» **Work required**
Each record below must be returned exactly as shown.

# Start of Data shown

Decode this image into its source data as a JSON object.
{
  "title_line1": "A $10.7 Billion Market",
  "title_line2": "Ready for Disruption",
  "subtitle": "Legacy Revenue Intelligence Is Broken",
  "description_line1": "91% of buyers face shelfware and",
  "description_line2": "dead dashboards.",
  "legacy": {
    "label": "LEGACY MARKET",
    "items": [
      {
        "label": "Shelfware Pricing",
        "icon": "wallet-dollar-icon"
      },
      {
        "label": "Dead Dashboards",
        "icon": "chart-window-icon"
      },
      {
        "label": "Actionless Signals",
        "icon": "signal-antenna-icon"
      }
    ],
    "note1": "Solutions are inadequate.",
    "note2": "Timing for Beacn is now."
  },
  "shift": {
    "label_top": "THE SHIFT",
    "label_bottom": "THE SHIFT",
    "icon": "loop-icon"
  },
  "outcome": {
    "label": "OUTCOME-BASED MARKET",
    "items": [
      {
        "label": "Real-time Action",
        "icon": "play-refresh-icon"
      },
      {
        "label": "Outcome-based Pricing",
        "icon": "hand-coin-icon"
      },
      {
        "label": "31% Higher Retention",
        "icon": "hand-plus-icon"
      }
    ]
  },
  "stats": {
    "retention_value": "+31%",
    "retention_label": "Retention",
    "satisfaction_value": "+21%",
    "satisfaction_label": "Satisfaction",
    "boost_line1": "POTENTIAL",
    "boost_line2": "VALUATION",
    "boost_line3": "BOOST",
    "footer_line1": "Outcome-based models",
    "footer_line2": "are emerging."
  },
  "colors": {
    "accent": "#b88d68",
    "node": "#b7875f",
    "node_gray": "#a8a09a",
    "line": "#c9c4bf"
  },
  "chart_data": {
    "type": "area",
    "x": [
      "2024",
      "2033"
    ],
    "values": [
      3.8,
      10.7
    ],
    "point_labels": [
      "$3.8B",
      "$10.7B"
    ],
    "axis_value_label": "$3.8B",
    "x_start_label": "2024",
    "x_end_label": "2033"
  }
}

# End of Data shown

» **Reply to the exercise**
Decode this image into its source data as a JSON object.
{
  "title_line1": "A $10.7 Billion Market",
  "title_line2": "Ready for Disruption",
  "subtitle": "Legacy Revenue Intelligence Is Broken",
  "description_line1": "91% of buyers face shelfware and",
  "description_line2": "dead dashboards.",
  "legacy": {
    "label": "LEGACY MARKET",
    "items": [
      {
        "label": "Shelfware Pricing",
        "icon": "wallet-dollar-icon"
      },
      {
        "label": "Dead Dashboards",
        "icon": "chart-window-icon"
      },
      {
        "label": "Actionless Signals",
        "icon": "signal-antenna-icon"
      }
    ],
    "note1": "Solutions are inadequate.",
    "note2": "Timing for Beacn is now."
  },
  "shift": {
    "label_top": "THE SHIFT",
    "label_bottom": "THE SHIFT",
    "icon": "loop-icon"
  },
  "outcome": {
    "label": "OUTCOME-BASED MARKET",
    "items": [
      {
        "label": "Real-time Action",
        "icon": "play-refresh-icon"
      },
      {
        "label": "Outcome-based Pricing",
        "icon": "hand-coin-icon"
      },
      {
        "label": "31% Higher Retention",
        "icon": "hand-plus-icon"
      }
    ]
  },
  "stats": {
    "retention_value": "+31%",
    "retention_label": "Retention",
    "satisfaction_value": "+21%",
    "satisfaction_label": "Satisfaction",
    "boost_line1": "POTENTIAL",
    "boost_line2": "VALUATION",
    "boost_line3": "BOOST",
    "footer_line1": "Outcome-based models",
    "footer_line2": "are emerging."
  },
  "colors": {
    "accent": "#b88d68",
    "node": "#b7875f",
    "node_gray": "#a8a09a",
    "line": "#c9c4bf"
  },
  "chart_data": {
    "type": "area",
    "x": [
      "2024",
      "2033"
    ],
    "values": [
      3.8,
      10.7
    ],
    "point_labels": [
      "$3.8B",
      "$10.7B"
    ],
    "axis_value_label": "$3.8B",
    "x_start_label": "2024",
    "x_end_label": "2033"
  }
}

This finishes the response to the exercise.